• DATA TO USE:

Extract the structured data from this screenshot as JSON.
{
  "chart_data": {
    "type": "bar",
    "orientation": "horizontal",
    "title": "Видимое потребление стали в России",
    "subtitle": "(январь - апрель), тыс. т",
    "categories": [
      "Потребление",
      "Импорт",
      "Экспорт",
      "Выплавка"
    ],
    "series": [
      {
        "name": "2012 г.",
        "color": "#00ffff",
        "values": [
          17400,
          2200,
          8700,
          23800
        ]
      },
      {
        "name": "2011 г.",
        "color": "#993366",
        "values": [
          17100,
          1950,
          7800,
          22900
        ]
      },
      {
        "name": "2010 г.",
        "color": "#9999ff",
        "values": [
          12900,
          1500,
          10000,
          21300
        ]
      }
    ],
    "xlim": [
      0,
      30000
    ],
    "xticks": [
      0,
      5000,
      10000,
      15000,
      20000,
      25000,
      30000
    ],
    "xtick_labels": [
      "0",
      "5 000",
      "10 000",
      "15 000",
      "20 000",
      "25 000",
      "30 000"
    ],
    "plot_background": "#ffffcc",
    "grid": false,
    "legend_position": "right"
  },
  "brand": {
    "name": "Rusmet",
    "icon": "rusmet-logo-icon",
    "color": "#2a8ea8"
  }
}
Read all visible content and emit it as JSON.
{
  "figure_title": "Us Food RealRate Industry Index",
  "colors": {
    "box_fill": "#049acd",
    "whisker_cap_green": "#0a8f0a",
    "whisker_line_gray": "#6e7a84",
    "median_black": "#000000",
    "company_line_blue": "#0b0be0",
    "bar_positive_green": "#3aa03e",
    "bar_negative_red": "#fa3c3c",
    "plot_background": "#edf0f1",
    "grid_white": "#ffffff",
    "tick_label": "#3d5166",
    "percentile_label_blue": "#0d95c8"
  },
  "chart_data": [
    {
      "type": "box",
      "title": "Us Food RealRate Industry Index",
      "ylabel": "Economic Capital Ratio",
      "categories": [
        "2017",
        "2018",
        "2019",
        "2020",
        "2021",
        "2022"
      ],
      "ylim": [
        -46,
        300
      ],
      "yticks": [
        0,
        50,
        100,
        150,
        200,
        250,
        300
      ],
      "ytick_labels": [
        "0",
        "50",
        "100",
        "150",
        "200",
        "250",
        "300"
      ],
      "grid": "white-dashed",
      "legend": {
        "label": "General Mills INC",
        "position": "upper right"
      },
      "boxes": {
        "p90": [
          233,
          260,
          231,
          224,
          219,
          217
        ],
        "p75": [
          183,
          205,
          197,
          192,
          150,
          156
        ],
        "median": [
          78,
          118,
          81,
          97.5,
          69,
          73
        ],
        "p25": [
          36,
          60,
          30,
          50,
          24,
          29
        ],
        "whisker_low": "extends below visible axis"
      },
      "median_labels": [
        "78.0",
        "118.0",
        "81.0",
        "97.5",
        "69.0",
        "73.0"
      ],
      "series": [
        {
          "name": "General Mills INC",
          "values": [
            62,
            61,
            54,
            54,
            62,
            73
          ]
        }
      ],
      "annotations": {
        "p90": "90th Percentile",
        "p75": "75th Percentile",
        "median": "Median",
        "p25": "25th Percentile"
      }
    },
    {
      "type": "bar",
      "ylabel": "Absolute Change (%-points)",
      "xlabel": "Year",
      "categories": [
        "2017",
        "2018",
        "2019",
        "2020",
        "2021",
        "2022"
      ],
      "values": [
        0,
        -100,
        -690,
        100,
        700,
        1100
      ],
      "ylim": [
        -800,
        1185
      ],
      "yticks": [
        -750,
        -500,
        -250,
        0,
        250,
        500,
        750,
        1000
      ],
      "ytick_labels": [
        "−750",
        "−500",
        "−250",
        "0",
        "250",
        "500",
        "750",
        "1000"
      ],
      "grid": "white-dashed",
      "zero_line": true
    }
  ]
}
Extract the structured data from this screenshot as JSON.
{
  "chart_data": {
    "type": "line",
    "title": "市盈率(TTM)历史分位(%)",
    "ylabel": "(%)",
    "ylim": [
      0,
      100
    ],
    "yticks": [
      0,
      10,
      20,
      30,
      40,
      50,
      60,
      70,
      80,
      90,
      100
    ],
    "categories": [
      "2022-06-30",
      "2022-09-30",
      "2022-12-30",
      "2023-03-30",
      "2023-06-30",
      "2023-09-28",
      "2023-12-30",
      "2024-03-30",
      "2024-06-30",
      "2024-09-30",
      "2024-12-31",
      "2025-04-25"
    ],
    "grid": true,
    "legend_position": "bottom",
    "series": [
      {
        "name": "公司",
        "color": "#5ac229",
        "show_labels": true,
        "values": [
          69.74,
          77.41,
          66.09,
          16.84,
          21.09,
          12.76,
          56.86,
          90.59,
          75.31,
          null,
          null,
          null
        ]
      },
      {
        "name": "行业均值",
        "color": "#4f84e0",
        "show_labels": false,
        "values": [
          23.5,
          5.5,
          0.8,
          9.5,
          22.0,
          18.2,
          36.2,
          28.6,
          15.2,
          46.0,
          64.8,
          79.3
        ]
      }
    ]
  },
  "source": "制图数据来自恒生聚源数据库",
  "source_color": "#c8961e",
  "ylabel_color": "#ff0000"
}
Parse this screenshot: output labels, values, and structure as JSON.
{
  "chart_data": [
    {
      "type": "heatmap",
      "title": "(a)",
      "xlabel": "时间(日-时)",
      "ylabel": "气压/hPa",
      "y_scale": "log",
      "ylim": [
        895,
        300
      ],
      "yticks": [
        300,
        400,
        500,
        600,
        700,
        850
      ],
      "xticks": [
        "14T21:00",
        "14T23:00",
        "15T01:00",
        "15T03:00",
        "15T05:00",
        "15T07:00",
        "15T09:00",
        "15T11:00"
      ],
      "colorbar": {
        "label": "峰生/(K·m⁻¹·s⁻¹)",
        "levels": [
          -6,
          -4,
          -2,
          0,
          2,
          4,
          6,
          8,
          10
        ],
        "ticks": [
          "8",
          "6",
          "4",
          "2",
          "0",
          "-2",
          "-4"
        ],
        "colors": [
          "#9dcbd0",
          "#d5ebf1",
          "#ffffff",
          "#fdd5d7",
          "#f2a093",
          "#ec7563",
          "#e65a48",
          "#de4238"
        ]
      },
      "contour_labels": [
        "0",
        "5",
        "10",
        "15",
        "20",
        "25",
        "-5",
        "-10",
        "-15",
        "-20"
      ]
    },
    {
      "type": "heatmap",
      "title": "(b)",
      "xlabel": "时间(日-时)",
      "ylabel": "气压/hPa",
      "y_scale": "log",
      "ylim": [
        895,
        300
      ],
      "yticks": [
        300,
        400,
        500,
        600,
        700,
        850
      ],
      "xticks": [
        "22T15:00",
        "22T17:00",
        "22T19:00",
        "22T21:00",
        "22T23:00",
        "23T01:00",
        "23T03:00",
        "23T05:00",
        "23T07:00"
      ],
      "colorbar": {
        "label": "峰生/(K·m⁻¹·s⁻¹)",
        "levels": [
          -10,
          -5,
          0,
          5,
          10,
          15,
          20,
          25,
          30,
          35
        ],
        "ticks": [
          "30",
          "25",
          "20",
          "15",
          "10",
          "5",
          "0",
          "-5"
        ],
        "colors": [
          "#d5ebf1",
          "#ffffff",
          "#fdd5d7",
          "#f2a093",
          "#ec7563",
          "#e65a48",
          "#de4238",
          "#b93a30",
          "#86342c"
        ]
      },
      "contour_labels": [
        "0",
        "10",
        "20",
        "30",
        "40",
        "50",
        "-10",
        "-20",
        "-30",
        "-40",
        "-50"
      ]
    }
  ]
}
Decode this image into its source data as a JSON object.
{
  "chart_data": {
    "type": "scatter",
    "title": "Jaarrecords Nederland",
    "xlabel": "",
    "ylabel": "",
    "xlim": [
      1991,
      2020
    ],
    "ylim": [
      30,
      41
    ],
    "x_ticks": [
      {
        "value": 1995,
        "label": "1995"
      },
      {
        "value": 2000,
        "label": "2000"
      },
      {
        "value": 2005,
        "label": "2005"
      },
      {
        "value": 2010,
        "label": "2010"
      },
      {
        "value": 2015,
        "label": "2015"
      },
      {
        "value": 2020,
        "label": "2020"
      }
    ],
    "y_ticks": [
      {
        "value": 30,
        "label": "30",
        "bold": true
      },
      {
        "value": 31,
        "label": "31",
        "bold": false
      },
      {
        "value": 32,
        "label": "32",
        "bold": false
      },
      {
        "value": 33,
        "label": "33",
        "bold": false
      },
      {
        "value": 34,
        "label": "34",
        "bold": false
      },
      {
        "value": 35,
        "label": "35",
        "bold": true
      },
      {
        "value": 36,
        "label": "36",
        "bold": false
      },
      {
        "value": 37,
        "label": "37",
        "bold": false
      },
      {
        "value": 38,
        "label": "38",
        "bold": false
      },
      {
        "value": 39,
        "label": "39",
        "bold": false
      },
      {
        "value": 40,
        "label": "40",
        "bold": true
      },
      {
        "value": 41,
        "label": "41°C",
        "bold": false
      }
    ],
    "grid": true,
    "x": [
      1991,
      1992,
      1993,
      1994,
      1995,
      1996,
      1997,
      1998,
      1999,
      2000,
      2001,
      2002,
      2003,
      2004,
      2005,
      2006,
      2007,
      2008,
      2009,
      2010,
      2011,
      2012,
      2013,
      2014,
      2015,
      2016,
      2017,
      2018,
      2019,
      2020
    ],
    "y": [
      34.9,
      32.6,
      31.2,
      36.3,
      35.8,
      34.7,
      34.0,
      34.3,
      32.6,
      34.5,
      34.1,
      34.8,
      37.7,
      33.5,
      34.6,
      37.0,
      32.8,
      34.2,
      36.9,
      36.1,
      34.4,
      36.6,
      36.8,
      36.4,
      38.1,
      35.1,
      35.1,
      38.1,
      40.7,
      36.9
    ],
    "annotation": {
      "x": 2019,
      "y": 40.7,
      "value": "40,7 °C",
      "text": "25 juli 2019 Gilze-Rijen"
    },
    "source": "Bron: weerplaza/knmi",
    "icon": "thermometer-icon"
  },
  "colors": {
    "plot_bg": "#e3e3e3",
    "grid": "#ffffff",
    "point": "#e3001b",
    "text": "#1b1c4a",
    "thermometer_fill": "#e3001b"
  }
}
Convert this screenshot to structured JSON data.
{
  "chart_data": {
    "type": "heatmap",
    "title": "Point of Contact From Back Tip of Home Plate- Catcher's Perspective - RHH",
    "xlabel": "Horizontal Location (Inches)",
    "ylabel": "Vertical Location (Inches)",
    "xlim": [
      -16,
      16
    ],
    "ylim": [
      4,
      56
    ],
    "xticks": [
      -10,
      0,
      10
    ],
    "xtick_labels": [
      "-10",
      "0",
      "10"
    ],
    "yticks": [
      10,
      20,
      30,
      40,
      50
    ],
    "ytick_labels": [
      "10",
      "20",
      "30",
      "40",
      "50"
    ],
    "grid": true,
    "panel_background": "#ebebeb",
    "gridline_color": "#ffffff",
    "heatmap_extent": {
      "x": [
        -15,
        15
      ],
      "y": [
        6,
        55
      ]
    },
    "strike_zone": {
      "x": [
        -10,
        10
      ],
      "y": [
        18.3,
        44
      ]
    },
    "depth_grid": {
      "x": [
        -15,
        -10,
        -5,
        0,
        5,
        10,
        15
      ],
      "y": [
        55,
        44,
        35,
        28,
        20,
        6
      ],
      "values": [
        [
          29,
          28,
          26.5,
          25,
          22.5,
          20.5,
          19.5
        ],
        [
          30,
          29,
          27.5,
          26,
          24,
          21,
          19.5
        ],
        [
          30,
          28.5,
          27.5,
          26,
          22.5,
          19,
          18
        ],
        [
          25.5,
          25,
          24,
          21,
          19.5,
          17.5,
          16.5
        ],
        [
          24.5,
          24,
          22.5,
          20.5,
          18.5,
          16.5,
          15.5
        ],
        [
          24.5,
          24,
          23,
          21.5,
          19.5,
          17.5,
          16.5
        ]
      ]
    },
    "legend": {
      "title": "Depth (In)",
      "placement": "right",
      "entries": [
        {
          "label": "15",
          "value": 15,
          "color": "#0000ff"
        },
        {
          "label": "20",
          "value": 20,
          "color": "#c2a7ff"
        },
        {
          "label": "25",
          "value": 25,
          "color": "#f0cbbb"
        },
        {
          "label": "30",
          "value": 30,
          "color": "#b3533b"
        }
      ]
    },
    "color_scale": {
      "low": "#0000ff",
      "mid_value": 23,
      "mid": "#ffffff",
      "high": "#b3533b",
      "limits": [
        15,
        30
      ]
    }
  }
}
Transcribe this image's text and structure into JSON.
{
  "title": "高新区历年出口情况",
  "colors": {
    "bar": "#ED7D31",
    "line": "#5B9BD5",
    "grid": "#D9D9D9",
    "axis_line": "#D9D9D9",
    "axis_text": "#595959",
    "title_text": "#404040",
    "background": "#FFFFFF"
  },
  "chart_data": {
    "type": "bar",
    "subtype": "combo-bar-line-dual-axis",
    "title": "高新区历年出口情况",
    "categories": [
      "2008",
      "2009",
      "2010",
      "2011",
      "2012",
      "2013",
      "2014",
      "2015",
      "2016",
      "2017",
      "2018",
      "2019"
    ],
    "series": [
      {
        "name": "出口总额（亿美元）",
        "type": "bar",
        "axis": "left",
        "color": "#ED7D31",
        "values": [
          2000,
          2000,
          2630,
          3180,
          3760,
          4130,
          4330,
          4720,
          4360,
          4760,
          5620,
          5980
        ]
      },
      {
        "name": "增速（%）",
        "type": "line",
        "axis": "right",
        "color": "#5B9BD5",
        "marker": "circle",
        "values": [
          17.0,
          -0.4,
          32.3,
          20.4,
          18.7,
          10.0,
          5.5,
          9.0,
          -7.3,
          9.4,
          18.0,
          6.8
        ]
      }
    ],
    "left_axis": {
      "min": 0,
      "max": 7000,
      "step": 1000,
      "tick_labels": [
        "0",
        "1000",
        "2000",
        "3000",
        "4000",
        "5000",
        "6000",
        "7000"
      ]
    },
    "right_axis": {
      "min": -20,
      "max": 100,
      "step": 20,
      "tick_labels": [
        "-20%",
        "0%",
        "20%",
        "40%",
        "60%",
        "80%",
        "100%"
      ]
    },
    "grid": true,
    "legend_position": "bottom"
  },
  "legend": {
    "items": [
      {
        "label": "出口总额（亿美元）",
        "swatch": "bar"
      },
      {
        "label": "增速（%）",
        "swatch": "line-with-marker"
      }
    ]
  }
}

• WRITTEN PROBLEM: Copy every line of the entries above in which "this" occurs.

• FINISHED TASK:
Extract the structured data from this screenshot as JSON.
Extract the structured data from this screenshot as JSON.
Parse this screenshot: output labels, values, and structure as JSON.
Decode this image into its source data as a JSON object.
Convert this screenshot to structured JSON data.
Transcribe this image's text and structure into JSON.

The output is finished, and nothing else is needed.